### Given task
Transcribe all records exactly.

### Dataset records

§

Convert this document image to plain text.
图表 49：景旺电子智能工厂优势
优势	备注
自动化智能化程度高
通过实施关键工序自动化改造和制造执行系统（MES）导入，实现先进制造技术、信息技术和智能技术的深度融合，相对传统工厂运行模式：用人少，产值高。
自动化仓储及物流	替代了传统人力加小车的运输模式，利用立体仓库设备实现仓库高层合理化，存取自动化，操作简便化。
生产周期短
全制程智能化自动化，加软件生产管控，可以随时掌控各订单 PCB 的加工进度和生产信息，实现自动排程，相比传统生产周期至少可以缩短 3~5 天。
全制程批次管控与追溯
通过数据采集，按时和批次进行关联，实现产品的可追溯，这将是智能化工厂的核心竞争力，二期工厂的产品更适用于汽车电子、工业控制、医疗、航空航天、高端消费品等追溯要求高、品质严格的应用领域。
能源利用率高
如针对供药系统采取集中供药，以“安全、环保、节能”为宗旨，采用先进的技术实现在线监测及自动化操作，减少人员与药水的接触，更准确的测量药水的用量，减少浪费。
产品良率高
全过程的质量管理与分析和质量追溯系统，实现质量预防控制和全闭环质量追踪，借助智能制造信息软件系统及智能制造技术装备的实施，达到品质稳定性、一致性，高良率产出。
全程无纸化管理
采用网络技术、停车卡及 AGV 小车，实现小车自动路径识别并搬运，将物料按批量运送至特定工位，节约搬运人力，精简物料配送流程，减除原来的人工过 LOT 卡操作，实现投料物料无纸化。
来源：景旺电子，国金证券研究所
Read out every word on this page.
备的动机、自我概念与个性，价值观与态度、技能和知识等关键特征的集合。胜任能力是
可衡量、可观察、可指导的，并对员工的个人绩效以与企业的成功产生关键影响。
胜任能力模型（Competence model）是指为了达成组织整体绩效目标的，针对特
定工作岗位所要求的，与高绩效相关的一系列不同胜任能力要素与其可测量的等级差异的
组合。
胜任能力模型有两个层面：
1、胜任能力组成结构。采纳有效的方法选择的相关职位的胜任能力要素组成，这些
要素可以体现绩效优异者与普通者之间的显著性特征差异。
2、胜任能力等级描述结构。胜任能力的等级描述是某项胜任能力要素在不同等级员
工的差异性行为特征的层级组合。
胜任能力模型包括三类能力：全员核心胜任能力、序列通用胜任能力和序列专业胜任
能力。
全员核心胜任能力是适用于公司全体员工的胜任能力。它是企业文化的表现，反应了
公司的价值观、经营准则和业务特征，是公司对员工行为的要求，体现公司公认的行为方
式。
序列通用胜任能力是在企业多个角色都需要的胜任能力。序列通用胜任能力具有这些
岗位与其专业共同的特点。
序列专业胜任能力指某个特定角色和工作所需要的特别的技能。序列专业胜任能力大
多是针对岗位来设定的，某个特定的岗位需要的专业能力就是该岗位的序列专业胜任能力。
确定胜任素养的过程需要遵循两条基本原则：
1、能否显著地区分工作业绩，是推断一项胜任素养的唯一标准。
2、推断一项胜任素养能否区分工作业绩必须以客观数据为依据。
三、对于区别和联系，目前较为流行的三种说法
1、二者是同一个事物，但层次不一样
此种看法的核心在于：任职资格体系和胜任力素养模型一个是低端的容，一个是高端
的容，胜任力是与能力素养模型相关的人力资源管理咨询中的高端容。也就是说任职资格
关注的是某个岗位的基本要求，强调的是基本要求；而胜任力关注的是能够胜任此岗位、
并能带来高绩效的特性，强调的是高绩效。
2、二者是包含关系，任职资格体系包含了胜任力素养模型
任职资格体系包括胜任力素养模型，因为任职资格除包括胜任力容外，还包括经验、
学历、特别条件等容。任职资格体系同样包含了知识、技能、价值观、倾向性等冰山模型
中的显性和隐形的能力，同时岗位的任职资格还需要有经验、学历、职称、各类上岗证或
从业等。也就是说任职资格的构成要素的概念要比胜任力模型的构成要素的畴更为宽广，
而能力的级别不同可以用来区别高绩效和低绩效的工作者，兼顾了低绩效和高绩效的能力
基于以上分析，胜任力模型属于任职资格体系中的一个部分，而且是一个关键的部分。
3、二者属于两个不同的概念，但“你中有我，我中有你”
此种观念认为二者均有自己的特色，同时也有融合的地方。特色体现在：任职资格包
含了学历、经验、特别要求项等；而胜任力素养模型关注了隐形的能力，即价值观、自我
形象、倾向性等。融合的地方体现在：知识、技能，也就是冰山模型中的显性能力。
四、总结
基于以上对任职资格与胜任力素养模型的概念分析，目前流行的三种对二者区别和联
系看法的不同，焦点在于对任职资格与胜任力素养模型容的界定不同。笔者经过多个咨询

§

### Task answer
Convert this document image to plain text.
图表 49：景旺电子智能工厂优势
优势	备注
自动化智能化程度高
通过实施关键工序自动化改造和制造执行系统（MES）导入，实现先进制造技术、信息技术和智能技术的深度融合，相对传统工厂运行模式：用人少，产值高。
自动化仓储及物流	替代了传统人力加小车的运输模式，利用立体仓库设备实现仓库高层合理化，存取自动化，操作简便化。
生产周期短
全制程智能化自动化，加软件生产管控，可以随时掌控各订单 PCB 的加工进度和生产信息，实现自动排程，相比传统生产周期至少可以缩短 3~5 天。
全制程批次管控与追溯
通过数据采集，按时和批次进行关联，实现产品的可追溯，这将是智能化工厂的核心竞争力，二期工厂的产品更适用于汽车电子、工业控制、医疗、航空航天、高端消费品等追溯要求高、品质严格的应用领域。
能源利用率高
如针对供药系统采取集中供药，以“安全、环保、节能”为宗旨，采用先进的技术实现在线监测及自动化操作，减少人员与药水的接触，更准确的测量药水的用量，减少浪费。
产品良率高
全过程的质量管理与分析和质量追溯系统，实现质量预防控制和全闭环质量追踪，借助智能制造信息软件系统及智能制造技术装备的实施，达到品质稳定性、一致性，高良率产出。
全程无纸化管理
采用网络技术、停车卡及 AGV 小车，实现小车自动路径识别并搬运，将物料按批量运送至特定工位，节约搬运人力，精简物料配送流程，减除原来的人工过 LOT 卡操作，实现投料物料无纸化。
来源：景旺电子，国金证券研究所
Read out every word on this page.
备的动机、自我概念与个性，价值观与态度、技能和知识等关键特征的集合。胜任能力是
可衡量、可观察、可指导的，并对员工的个人绩效以与企业的成功产生关键影响。
胜任能力模型（Competence model）是指为了达成组织整体绩效目标的，针对特
定工作岗位所要求的，与高绩效相关的一系列不同胜任能力要素与其可测量的等级差异的
组合。
胜任能力模型有两个层面：
1、胜任能力组成结构。采纳有效的方法选择的相关职位的胜任能力要素组成，这些
要素可以体现绩效优异者与普通者之间的显著性特征差异。
2、胜任能力等级描述结构。胜任能力的等级描述是某项胜任能力要素在不同等级员
工的差异性行为特征的层级组合。
胜任能力模型包括三类能力：全员核心胜任能力、序列通用胜任能力和序列专业胜任
能力。
全员核心胜任能力是适用于公司全体员工的胜任能力。它是企业文化的表现，反应了
公司的价值观、经营准则和业务特征，是公司对员工行为的要求，体现公司公认的行为方
式。
序列通用胜任能力是在企业多个角色都需要的胜任能力。序列通用胜任能力具有这些
岗位与其专业共同的特点。
序列专业胜任能力指某个特定角色和工作所需要的特别的技能。序列专业胜任能力大
多是针对岗位来设定的，某个特定的岗位需要的专业能力就是该岗位的序列专业胜任能力。
确定胜任素养的过程需要遵循两条基本原则：
1、能否显著地区分工作业绩，是推断一项胜任素养的唯一标准。
2、推断一项胜任素养能否区分工作业绩必须以客观数据为依据。
三、对于区别和联系，目前较为流行的三种说法
1、二者是同一个事物，但层次不一样
此种看法的核心在于：任职资格体系和胜任力素养模型一个是低端的容，一个是高端
的容，胜任力是与能力素养模型相关的人力资源管理咨询中的高端容。也就是说任职资格
关注的是某个岗位的基本要求，强调的是基本要求；而胜任力关注的是能够胜任此岗位、
并能带来高绩效的特性，强调的是高绩效。
2、二者是包含关系，任职资格体系包含了胜任力素养模型
任职资格体系包括胜任力素养模型，因为任职资格除包括胜任力容外，还包括经验、
学历、特别条件等容。任职资格体系同样包含了知识、技能、价值观、倾向性等冰山模型
中的显性和隐形的能力，同时岗位的任职资格还需要有经验、学历、职称、各类上岗证或
从业等。也就是说任职资格的构成要素的概念要比胜任力模型的构成要素的畴更为宽广，
而能力的级别不同可以用来区别高绩效和低绩效的工作者，兼顾了低绩效和高绩效的能力
基于以上分析，胜任力模型属于任职资格体系中的一个部分，而且是一个关键的部分。
3、二者属于两个不同的概念，但“你中有我，我中有你”
此种观念认为二者均有自己的特色，同时也有融合的地方。特色体现在：任职资格包
含了学历、经验、特别要求项等；而胜任力素养模型关注了隐形的能力，即价值观、自我
形象、倾向性等。融合的地方体现在：知识、技能，也就是冰山模型中的显性能力。
四、总结
基于以上对任职资格与胜任力素养模型的概念分析，目前流行的三种对二者区别和联
系看法的不同，焦点在于对任职资格与胜任力素养模型容的界定不同。笔者经过多个咨询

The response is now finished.